• [TEXT PROVIDED]:
·····

Callback hell and promises

While creating the GUI for my project I ran into a tiny bit of a callback hell, so I will talk a little about promises and how they are useful.

While making the GUI I used jQuery for to populate the camera and lenses select boxes. The main thing about jQuery that is important for this post is that it is async; this means that the rest of the code block will run while the jQuery request is being made. In my code I have the select boxes populate and change appropriately, in order to do this I needed to use callbacks to manage this async nature.

This lead to callback hell where my callbacks needed to be nested and I ended up with the “triangle of doom.” Callback hell is suck a widely know occurrence with async javascript that there is even a website devoted just to callback hell.

There was two things I did to clean up the code a bit which included promises and making modules.

First a bit about promises. There is a really good webpage that a coworker directed me to that I will post here.   It’s worth pointing out that jQuery actually has “Deferreds” these are actually a little different than promises but there is a way to cast to javascript promises with;

var thisPromise = Promise.resolve($.ajax('jsonFile.json'));

You can go to jQuery’s website to view more about Deferreds and how they can be used. For promises they can be chained together to make a sort of queue that the statements run in. This can be done with .then, I will so an basic example to make it easier to understand.

yourasynccall('jsonfile.json)
.then(function(data0) {
  //do what you want here
  return anotherasycncall(data0);
})
.then(function(data1) {
  //do more
  //can return a third async call here
})
.catch(function(err){
  //catch any error that occured
});

The second thing that I did to make the code easier to read is to modularize the two parts that are async. Basically what was done is have lens and camera select separate modules

privateMethods.LensSelect = function (lensfolder) { 
//the async code here with promises 
};

And then in the method where the GUI is being made call the above method like so

var lensfolder = this.gui.addFolder("Lens");
 privateMethods.LensSelect.call(this, lensfolder);

Using these two concepts; promises and modules my code has less chance of being spaghettied.

For the future the GUI is going to made in a different way using bootstrap so look forward to that.

·····

• [WORK REQUEST 1]: Transcribe the post on callback hell between "Using these two" and "forward to that.", inclusive.
• [WORK REQUEST 2]: Decide whether each statement agrees with the post on callback hell, answering yes or no and quoting the words of the post that settle it. (a) jQuery's "Deferreds" are the same as JavaScript promises. (b) The lens and camera select were split into separate modules. (c) The GUI will later be built using bootstrap.
• [WORK REQUEST 3]: List every code comment (a line starting with //) in the code samples of the post on callback hell.

Collected data entries:

·····

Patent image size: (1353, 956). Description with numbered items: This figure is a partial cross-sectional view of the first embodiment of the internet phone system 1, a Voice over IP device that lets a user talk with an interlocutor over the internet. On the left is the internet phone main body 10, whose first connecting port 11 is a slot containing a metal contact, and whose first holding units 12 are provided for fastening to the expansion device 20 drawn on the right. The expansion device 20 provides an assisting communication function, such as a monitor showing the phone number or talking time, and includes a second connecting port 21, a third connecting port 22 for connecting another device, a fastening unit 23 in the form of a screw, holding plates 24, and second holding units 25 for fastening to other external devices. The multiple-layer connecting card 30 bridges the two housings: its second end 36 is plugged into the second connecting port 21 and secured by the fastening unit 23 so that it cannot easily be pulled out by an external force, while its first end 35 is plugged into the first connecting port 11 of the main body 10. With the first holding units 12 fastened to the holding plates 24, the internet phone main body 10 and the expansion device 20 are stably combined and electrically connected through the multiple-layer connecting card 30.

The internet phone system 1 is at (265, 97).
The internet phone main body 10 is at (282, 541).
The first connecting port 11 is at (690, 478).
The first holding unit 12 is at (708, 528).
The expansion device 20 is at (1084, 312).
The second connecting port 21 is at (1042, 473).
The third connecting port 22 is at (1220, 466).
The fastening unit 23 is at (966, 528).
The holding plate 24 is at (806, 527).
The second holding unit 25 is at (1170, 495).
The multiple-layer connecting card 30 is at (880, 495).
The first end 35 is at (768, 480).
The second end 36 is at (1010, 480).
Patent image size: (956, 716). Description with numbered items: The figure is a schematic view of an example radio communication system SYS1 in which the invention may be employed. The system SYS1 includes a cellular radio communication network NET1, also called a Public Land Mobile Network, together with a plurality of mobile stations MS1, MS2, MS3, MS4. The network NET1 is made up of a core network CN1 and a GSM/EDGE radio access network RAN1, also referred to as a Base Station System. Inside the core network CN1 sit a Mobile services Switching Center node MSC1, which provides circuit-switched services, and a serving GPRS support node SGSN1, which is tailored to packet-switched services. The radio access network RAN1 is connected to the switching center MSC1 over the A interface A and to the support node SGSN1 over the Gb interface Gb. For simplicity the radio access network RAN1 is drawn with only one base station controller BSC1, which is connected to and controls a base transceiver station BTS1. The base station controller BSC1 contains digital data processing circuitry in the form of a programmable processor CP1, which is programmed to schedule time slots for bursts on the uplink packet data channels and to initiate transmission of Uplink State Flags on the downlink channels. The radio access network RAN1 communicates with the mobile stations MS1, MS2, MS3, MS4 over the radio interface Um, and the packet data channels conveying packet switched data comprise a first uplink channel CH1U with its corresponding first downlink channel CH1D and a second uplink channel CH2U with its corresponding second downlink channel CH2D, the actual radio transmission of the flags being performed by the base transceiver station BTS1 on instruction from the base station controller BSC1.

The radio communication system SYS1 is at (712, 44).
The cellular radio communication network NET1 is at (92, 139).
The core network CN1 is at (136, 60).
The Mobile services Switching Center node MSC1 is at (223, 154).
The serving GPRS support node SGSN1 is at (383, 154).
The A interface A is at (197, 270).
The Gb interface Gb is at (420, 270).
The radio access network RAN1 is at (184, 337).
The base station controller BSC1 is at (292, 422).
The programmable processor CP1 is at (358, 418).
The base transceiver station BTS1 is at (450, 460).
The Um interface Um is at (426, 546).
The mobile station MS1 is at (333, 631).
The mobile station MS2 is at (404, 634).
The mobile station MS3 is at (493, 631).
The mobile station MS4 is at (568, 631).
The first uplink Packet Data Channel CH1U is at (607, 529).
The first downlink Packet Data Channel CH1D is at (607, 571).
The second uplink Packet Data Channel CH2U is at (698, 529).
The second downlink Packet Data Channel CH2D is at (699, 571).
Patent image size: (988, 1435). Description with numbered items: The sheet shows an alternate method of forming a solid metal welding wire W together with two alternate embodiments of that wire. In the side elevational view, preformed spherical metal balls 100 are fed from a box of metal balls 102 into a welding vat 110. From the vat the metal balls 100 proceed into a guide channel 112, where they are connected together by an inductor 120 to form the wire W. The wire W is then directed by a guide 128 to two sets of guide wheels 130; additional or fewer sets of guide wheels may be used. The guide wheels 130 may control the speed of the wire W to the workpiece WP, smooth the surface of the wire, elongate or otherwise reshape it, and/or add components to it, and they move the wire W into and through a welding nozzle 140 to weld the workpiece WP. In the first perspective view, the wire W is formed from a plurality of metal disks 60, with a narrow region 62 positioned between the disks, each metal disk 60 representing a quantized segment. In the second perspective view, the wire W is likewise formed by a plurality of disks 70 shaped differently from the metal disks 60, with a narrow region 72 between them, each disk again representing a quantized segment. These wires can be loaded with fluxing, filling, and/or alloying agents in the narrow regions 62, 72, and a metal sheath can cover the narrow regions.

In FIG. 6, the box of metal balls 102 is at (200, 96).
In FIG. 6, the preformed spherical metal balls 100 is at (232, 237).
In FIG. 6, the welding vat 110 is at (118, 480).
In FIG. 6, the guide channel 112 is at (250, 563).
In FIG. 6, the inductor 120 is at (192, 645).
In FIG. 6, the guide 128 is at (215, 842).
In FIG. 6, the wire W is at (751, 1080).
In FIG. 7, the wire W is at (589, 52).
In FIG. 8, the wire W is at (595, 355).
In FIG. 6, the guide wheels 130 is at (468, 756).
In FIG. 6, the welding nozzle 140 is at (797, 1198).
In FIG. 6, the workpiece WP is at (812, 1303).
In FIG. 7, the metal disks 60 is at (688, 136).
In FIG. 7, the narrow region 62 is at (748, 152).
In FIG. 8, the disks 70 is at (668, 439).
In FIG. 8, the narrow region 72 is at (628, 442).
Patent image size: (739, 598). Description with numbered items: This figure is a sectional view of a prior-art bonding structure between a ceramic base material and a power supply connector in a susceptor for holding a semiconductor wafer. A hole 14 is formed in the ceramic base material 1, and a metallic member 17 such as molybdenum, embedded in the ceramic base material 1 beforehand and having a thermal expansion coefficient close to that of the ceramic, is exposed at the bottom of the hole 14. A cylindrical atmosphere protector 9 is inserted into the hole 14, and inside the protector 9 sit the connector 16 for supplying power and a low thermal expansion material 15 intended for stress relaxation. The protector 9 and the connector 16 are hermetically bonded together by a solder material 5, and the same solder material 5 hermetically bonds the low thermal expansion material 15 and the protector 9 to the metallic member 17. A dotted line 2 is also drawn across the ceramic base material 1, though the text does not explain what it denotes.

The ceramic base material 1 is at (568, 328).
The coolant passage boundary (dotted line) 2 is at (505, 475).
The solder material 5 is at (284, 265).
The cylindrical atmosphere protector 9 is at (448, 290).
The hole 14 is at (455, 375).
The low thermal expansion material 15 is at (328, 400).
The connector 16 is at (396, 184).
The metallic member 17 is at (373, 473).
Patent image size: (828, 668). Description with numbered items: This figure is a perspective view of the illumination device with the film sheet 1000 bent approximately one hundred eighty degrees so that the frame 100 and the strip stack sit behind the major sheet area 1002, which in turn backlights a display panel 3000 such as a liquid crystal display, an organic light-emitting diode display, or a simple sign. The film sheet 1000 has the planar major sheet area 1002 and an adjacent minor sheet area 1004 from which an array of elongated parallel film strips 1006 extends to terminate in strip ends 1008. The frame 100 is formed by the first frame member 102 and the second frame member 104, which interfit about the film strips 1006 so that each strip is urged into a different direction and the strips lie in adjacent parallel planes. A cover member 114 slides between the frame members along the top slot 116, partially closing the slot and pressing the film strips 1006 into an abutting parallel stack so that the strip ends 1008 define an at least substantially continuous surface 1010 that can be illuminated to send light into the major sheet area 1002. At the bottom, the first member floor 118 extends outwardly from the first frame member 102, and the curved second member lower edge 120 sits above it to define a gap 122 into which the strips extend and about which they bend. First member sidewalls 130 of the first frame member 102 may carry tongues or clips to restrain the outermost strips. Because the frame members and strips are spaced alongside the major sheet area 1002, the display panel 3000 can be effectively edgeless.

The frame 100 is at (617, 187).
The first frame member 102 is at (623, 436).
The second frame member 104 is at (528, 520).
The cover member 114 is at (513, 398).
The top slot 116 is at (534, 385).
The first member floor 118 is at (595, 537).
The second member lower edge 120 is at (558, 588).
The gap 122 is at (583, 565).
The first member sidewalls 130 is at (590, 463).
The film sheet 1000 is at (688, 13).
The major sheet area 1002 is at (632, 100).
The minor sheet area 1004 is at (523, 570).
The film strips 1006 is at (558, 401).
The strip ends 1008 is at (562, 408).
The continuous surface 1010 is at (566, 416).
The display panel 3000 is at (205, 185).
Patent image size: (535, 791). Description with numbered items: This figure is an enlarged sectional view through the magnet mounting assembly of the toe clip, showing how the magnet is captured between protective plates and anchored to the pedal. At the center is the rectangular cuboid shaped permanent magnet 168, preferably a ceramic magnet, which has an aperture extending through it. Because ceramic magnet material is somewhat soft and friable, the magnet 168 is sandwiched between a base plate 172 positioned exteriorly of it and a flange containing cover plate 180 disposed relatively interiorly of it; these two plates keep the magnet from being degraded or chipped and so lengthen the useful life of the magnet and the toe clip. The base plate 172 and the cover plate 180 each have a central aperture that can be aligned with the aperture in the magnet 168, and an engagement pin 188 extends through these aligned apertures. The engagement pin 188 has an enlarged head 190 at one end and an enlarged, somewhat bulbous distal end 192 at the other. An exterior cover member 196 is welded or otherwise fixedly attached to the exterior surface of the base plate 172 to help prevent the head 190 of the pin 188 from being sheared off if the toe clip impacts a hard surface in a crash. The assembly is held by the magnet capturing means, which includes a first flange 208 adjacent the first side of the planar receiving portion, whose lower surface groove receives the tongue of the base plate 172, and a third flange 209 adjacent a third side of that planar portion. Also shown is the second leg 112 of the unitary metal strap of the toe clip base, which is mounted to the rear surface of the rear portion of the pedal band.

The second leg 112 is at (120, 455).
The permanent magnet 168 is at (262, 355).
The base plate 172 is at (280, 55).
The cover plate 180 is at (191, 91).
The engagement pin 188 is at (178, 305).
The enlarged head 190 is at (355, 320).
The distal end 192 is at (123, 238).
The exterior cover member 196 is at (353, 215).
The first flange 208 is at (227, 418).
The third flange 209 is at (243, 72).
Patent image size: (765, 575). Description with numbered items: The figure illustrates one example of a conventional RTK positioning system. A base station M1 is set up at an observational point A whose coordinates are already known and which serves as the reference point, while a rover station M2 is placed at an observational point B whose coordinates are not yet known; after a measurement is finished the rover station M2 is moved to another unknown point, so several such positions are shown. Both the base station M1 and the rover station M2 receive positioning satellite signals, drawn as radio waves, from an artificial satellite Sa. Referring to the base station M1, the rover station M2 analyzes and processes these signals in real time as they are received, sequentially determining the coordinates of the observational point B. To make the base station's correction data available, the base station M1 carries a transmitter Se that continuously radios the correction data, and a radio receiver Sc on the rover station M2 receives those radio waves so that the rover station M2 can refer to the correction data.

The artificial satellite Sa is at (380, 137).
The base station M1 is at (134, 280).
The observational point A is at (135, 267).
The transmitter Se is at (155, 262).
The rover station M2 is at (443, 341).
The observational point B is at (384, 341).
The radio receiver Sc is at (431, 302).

·····

• [ANSWER SPACE 1]:
Using these two concepts; promises and modules my code has less chance of being spaghettied.

For the future the GUI is going to made in a different way using bootstrap so look forward to that.

• [ANSWER SPACE 2]:
(a) No: "these are actually a little different than promises"
(b) Yes: "Basically what was done is have lens and camera select separate modules"
(c) Yes: "For the future the GUI is going to made in a different way using bootstrap"

• [ANSWER SPACE 3]:
//do what you want here
//do more
//can return a third async call here
//catch any error that occured
//the async code here with promises